Texto de origen

= = = = = = =

Un tazón de chocolate caliente

Me gusta el chocolate a la taza, en tableta, con churros, con pan tostado, con bollo suizo, con curasán, por la mañana, por la tarde y por la noche.
Alrededor de una tazón de chocolate caliente las historias y los relatos toman forma, color, olor, sabor, y los cuentos resultan extraños a veces, otras cercanos.
El aroma del chocolate envuelve el ambiente y lo convierte en espectáculo y cuando suena el tercer aviso se levanta el telón y comienza la función.

martes, 30 de agosto de 2011

LA MÁQUINA DE ESCRIBIR

Todo empezó una mañana, no sé si era invierno, verano, o primavera, yo tendría once años: abrí la puerta de la capilla, buscando a alguien, el coro del colegio estaba ensayando el “Ave María” de Schubert, fue algo impactante, la voz de la solista era clara, como si los propios ángeles estuvieran cantando. Me quedé embelesada, no sabía dónde estaba… en las nubes, como siempre. El caso es que cuando llegué a casa le dije a mi padre que quería aprender música, en concreto el piano, sí, que quería ser concertista de piano. Por aquel entonces para mi padre yo era la “niña de sus ojos”, así que sin más dilación se dirigió al colegio, habló con las monjas, y al día siguiente estaba yo aprendiendo solfeo.

Al cabo de unos meses, mi padre fue a enterarse de cómo iban mis clases de piano, siempre me ponían sobresalientes, y a lo mejor era hora de plantearse el comprar un piano. Al llegar a casa, mi padre me llamó, me explicó que había estado hablando con la madre Gloria, y ésta le había dicho que yo era muy formal asistiendo a clase, y que se notaba mucho interés por mi parte, pero … yo no valía para la música, no tenía oído y difícilmente podía llegar a ningún sitio en el mundo del arte…

El consejo de mi padre fue que me olvidara de la música, que había que tener cualidades muy particulares, y no era mi caso …

Me llevé un disgusto morrocotudo, despotriqué contra las monjas, a ver qué sabían ellas, al final me conformé.

= = = = = = =

Qué escribir
Retoma el texto sobre la máquina de escribir justo después de su última oración y sigue contando la historia. Lo que viene ahora es material aparte, sin relación con el texto.

Bloque de datos
= = = = = = =

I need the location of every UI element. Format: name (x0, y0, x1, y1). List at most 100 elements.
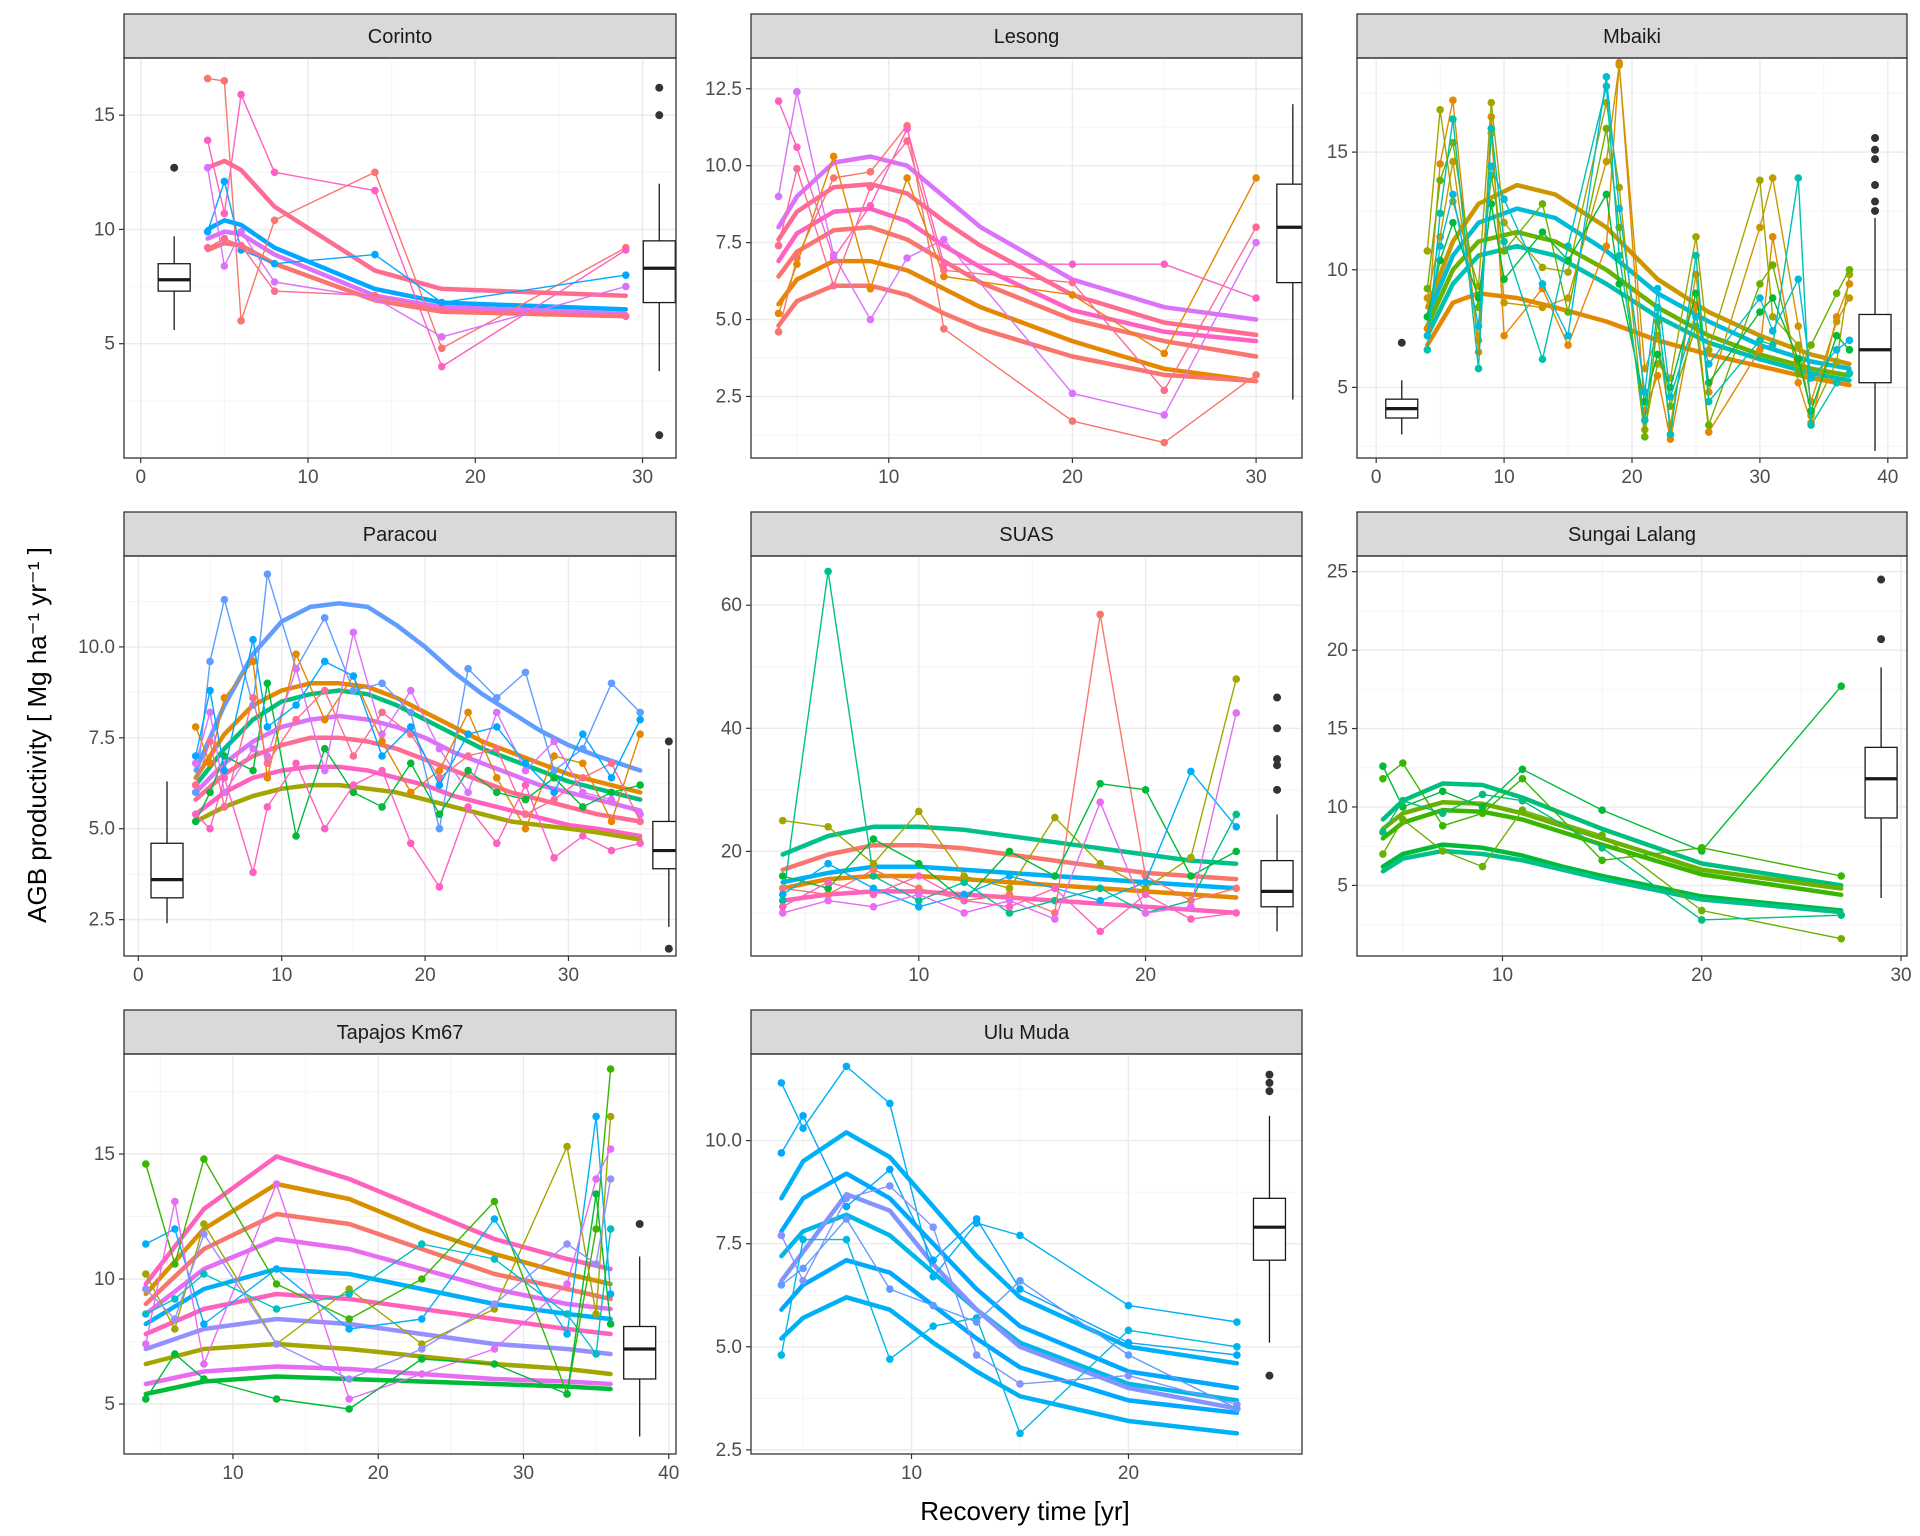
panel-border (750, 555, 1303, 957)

= = = = = = =

Tu respuesta
  
Después de mucho cavilar, pensar, escuchar, y todo eso, me dirigí  de nuevo a mi padre y decidida le dije que quería aprender a escribir a máquina.

Mi padre, viendo que no era muy buena estudiante, decidió que lo mejor que podía hacer era apuntarme a lo que entonces se llamaba “Secretariado de empresas”, así, mientras aprendía a escribir a máquina, aprovechaba el tiempo y estudiaba otras cosas.

Pero a mi lo que de verdad me gustaba era escribir a máquina, con las teclas componía mis propias canciones, taca, taca, taca, taca, ta!, la máquina de escribir iba a ser mi instrumento de música, podía dar todos los conciertos que quisiera, podía interpretar mis propias canciones, mi propia música.

Mis manos volaban, mis dedos se perdían entre las teclas, y de la máquina salían acordes, tonos, en sí bemol, en la mayor. Había descubierto el pentagrama de la máquina de escribir, los sonidos de las teclas, el tabulador, el espaciador, la letra a, la b, la c, la o, la i, la m … componía palabras, las palabras se transformaban en oficios, cartas, memorias, resúmenes, comunicaciones, resoluciones, órdenes del día, saludas, presentaciones ….

Me sentía concertista total, taca, taca, taca, taca ta!.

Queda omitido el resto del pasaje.